Write each line out again exactly as written.

___ Materials provided

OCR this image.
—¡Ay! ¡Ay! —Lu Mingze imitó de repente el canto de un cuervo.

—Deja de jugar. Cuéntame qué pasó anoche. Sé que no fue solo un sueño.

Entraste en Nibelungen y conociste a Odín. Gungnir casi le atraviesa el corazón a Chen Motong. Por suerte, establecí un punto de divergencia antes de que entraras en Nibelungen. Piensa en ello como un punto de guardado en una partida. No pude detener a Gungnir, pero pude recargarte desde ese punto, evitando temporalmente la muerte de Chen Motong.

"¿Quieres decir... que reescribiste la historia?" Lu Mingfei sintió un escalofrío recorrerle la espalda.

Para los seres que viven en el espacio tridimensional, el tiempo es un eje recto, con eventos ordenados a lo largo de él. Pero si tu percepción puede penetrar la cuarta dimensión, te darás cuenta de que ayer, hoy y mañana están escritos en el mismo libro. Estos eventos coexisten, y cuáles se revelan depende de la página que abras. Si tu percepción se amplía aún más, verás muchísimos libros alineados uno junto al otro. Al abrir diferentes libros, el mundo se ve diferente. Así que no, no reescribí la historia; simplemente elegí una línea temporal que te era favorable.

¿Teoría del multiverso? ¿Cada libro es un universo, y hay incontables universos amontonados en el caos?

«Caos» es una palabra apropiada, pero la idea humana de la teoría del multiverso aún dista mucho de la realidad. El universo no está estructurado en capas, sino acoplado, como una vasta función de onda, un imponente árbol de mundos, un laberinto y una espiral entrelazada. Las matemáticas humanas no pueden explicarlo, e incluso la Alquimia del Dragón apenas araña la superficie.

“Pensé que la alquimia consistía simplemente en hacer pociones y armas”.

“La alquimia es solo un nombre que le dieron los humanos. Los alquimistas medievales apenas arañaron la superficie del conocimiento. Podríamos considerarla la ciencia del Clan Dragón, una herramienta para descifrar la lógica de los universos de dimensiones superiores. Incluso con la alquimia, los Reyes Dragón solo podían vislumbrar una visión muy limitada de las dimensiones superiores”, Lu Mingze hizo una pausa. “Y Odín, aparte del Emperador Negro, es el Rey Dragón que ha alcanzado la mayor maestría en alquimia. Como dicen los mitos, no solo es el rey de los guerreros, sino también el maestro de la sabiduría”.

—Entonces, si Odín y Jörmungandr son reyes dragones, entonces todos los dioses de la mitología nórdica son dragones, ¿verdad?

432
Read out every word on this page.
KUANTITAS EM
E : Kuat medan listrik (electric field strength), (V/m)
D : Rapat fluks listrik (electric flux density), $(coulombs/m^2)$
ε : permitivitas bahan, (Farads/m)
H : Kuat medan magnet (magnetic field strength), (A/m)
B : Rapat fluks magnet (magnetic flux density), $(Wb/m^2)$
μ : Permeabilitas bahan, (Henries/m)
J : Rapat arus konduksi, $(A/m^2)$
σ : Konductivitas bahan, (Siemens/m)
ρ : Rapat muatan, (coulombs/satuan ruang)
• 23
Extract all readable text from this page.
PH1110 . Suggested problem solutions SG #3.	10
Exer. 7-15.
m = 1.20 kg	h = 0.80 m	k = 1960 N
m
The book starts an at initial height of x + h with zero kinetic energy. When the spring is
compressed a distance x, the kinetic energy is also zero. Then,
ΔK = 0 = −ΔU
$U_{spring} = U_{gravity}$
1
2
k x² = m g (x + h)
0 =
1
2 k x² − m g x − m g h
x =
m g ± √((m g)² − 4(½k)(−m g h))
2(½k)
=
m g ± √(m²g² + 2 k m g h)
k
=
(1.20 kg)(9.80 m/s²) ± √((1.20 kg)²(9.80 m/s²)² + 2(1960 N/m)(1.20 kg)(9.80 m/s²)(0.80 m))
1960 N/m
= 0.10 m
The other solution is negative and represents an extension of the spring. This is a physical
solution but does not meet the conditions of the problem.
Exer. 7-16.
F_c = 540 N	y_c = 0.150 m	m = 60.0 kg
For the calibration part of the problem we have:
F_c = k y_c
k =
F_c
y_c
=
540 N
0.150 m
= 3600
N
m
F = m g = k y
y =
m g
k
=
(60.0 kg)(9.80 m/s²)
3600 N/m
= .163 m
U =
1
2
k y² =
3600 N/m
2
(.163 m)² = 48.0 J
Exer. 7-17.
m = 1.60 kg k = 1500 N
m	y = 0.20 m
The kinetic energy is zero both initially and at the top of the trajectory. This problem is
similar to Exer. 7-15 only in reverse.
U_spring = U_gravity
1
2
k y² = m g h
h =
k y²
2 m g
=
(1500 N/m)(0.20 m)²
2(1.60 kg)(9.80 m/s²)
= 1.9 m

______

- _The answer_
OCR this image.
—¡Ay! ¡Ay! —Lu Mingze imitó de repente el canto de un cuervo.

—Deja de jugar. Cuéntame qué pasó anoche. Sé que no fue solo un sueño.

Entraste en Nibelungen y conociste a Odín. Gungnir casi le atraviesa el corazón a Chen Motong. Por suerte, establecí un punto de divergencia antes de que entraras en Nibelungen. Piensa en ello como un punto de guardado en una partida. No pude detener a Gungnir, pero pude recargarte desde ese punto, evitando temporalmente la muerte de Chen Motong.

"¿Quieres decir... que reescribiste la historia?" Lu Mingfei sintió un escalofrío recorrerle la espalda.

Para los seres que viven en el espacio tridimensional, el tiempo es un eje recto, con eventos ordenados a lo largo de él. Pero si tu percepción puede penetrar la cuarta dimensión, te darás cuenta de que ayer, hoy y mañana están escritos en el mismo libro. Estos eventos coexisten, y cuáles se revelan depende de la página que abras. Si tu percepción se amplía aún más, verás muchísimos libros alineados uno junto al otro. Al abrir diferentes libros, el mundo se ve diferente. Así que no, no reescribí la historia; simplemente elegí una línea temporal que te era favorable.

¿Teoría del multiverso? ¿Cada libro es un universo, y hay incontables universos amontonados en el caos?

«Caos» es una palabra apropiada, pero la idea humana de la teoría del multiverso aún dista mucho de la realidad. El universo no está estructurado en capas, sino acoplado, como una vasta función de onda, un imponente árbol de mundos, un laberinto y una espiral entrelazada. Las matemáticas humanas no pueden explicarlo, e incluso la Alquimia del Dragón apenas araña la superficie.

“Pensé que la alquimia consistía simplemente en hacer pociones y armas”.

“La alquimia es solo un nombre que le dieron los humanos. Los alquimistas medievales apenas arañaron la superficie del conocimiento. Podríamos considerarla la ciencia del Clan Dragón, una herramienta para descifrar la lógica de los universos de dimensiones superiores. Incluso con la alquimia, los Reyes Dragón solo podían vislumbrar una visión muy limitada de las dimensiones superiores”, Lu Mingze hizo una pausa. “Y Odín, aparte del Emperador Negro, es el Rey Dragón que ha alcanzado la mayor maestría en alquimia. Como dicen los mitos, no solo es el rey de los guerreros, sino también el maestro de la sabiduría”.

—Entonces, si Odín y Jörmungandr son reyes dragones, entonces todos los dioses de la mitología nórdica son dragones, ¿verdad?

432
Read out every word on this page.
KUANTITAS EM
E : Kuat medan listrik (electric field strength), (V/m)
D : Rapat fluks listrik (electric flux density), $(coulombs/m^2)$
ε : permitivitas bahan, (Farads/m)
H : Kuat medan magnet (magnetic field strength), (A/m)
B : Rapat fluks magnet (magnetic flux density), $(Wb/m^2)$
μ : Permeabilitas bahan, (Henries/m)
J : Rapat arus konduksi, $(A/m^2)$
σ : Konductivitas bahan, (Siemens/m)
ρ : Rapat muatan, (coulombs/satuan ruang)
• 23
Extract all readable text from this page.
PH1110 . Suggested problem solutions SG #3.	10
Exer. 7-15.
m = 1.20 kg	h = 0.80 m	k = 1960 N
m
The book starts an at initial height of x + h with zero kinetic energy. When the spring is
compressed a distance x, the kinetic energy is also zero. Then,
ΔK = 0 = −ΔU
$U_{spring} = U_{gravity}$
1
2
k x² = m g (x + h)
0 =
1
2 k x² − m g x − m g h
x =
m g ± √((m g)² − 4(½k)(−m g h))
2(½k)
=
m g ± √(m²g² + 2 k m g h)
k
=
(1.20 kg)(9.80 m/s²) ± √((1.20 kg)²(9.80 m/s²)² + 2(1960 N/m)(1.20 kg)(9.80 m/s²)(0.80 m))
1960 N/m
= 0.10 m
The other solution is negative and represents an extension of the spring. This is a physical
solution but does not meet the conditions of the problem.
Exer. 7-16.
F_c = 540 N	y_c = 0.150 m	m = 60.0 kg
For the calibration part of the problem we have:
F_c = k y_c
k =
F_c
y_c
=
540 N
0.150 m
= 3600
N
m
F = m g = k y
y =
m g
k
=
(60.0 kg)(9.80 m/s²)
3600 N/m
= .163 m
U =
1
2
k y² =
3600 N/m
2
(.163 m)² = 48.0 J
Exer. 7-17.
m = 1.60 kg k = 1500 N
m	y = 0.20 m
The kinetic energy is zero both initially and at the top of the trajectory. This problem is
similar to Exer. 7-15 only in reverse.
U_spring = U_gravity
1
2
k y² = m g h
h =
k y²
2 m g
=
(1500 N/m)(0.20 m)²
2(1.60 kg)(9.80 m/s²)
= 1.9 m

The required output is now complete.